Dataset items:
Begin

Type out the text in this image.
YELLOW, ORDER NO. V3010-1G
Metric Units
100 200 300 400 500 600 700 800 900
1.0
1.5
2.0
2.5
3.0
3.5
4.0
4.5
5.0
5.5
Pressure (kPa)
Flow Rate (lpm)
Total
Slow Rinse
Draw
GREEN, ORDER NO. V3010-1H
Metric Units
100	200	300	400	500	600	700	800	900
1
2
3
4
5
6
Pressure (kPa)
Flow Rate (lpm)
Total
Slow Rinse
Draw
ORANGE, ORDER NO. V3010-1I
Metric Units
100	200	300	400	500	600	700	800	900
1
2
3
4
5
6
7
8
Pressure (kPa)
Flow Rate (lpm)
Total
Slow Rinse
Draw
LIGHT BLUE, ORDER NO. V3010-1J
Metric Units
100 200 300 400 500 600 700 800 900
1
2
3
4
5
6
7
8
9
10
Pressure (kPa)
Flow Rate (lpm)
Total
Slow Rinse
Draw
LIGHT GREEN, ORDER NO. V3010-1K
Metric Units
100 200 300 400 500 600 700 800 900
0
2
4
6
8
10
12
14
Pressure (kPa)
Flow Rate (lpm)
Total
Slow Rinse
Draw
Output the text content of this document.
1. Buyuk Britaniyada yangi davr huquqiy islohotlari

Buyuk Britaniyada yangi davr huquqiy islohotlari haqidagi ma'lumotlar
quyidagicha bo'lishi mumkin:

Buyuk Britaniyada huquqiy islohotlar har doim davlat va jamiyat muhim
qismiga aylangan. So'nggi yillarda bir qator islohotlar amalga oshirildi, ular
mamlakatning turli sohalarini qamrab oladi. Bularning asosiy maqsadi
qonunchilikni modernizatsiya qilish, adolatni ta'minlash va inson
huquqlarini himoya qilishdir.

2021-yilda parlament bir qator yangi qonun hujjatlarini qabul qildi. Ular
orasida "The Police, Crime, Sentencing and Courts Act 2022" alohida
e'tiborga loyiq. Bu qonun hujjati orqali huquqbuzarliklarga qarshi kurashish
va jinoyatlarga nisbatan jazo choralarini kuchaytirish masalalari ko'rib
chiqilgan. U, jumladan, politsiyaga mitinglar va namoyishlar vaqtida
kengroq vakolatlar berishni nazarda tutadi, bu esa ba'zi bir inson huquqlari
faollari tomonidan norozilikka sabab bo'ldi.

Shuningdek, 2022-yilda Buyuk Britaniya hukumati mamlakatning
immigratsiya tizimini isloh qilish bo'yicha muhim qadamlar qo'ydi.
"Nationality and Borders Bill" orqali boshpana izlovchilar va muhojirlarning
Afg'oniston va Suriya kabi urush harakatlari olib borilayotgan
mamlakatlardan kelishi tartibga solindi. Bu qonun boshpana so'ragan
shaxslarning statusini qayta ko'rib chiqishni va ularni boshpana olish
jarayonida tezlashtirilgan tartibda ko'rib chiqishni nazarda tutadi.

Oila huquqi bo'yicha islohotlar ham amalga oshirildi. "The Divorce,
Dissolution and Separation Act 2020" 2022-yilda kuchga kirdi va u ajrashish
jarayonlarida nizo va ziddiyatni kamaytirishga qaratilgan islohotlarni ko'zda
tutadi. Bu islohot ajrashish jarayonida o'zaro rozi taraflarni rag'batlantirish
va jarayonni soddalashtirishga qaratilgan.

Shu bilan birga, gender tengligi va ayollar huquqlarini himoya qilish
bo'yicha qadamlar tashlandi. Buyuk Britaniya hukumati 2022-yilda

End

*DIRECTIONS*: Please reproduce all of the entries exactly as they stand.

*TASK RESULT*:
Type out the text in this image.
YELLOW, ORDER NO. V3010-1G
Metric Units
100 200 300 400 500 600 700 800 900
1.0
1.5
2.0
2.5
3.0
3.5
4.0
4.5
5.0
5.5
Pressure (kPa)
Flow Rate (lpm)
Total
Slow Rinse
Draw
GREEN, ORDER NO. V3010-1H
Metric Units
100	200	300	400	500	600	700	800	900
1
2
3
4
5
6
Pressure (kPa)
Flow Rate (lpm)
Total
Slow Rinse
Draw
ORANGE, ORDER NO. V3010-1I
Metric Units
100	200	300	400	500	600	700	800	900
1
2
3
4
5
6
7
8
Pressure (kPa)
Flow Rate (lpm)
Total
Slow Rinse
Draw
LIGHT BLUE, ORDER NO. V3010-1J
Metric Units
100 200 300 400 500 600 700 800 900
1
2
3
4
5
6
7
8
9
10
Pressure (kPa)
Flow Rate (lpm)
Total
Slow Rinse
Draw
LIGHT GREEN, ORDER NO. V3010-1K
Metric Units
100 200 300 400 500 600 700 800 900
0
2
4
6
8
10
12
14
Pressure (kPa)
Flow Rate (lpm)
Total
Slow Rinse
Draw
Output the text content of this document.
1. Buyuk Britaniyada yangi davr huquqiy islohotlari

Buyuk Britaniyada yangi davr huquqiy islohotlari haqidagi ma'lumotlar
quyidagicha bo'lishi mumkin:

Buyuk Britaniyada huquqiy islohotlar har doim davlat va jamiyat muhim
qismiga aylangan. So'nggi yillarda bir qator islohotlar amalga oshirildi, ular
mamlakatning turli sohalarini qamrab oladi. Bularning asosiy maqsadi
qonunchilikni modernizatsiya qilish, adolatni ta'minlash va inson
huquqlarini himoya qilishdir.

2021-yilda parlament bir qator yangi qonun hujjatlarini qabul qildi. Ular
orasida "The Police, Crime, Sentencing and Courts Act 2022" alohida
e'tiborga loyiq. Bu qonun hujjati orqali huquqbuzarliklarga qarshi kurashish
va jinoyatlarga nisbatan jazo choralarini kuchaytirish masalalari ko'rib
chiqilgan. U, jumladan, politsiyaga mitinglar va namoyishlar vaqtida
kengroq vakolatlar berishni nazarda tutadi, bu esa ba'zi bir inson huquqlari
faollari tomonidan norozilikka sabab bo'ldi.

Shuningdek, 2022-yilda Buyuk Britaniya hukumati mamlakatning
immigratsiya tizimini isloh qilish bo'yicha muhim qadamlar qo'ydi.
"Nationality and Borders Bill" orqali boshpana izlovchilar va muhojirlarning
Afg'oniston va Suriya kabi urush harakatlari olib borilayotgan
mamlakatlardan kelishi tartibga solindi. Bu qonun boshpana so'ragan
shaxslarning statusini qayta ko'rib chiqishni va ularni boshpana olish
jarayonida tezlashtirilgan tartibda ko'rib chiqishni nazarda tutadi.

Oila huquqi bo'yicha islohotlar ham amalga oshirildi. "The Divorce,
Dissolution and Separation Act 2020" 2022-yilda kuchga kirdi va u ajrashish
jarayonlarida nizo va ziddiyatni kamaytirishga qaratilgan islohotlarni ko'zda
tutadi. Bu islohot ajrashish jarayonida o'zaro rozi taraflarni rag'batlantirish
va jarayonni soddalashtirishga qaratilgan.

Shu bilan birga, gender tengligi va ayollar huquqlarini himoya qilish
bo'yicha qadamlar tashlandi. Buyuk Britaniya hukumati 2022-yilda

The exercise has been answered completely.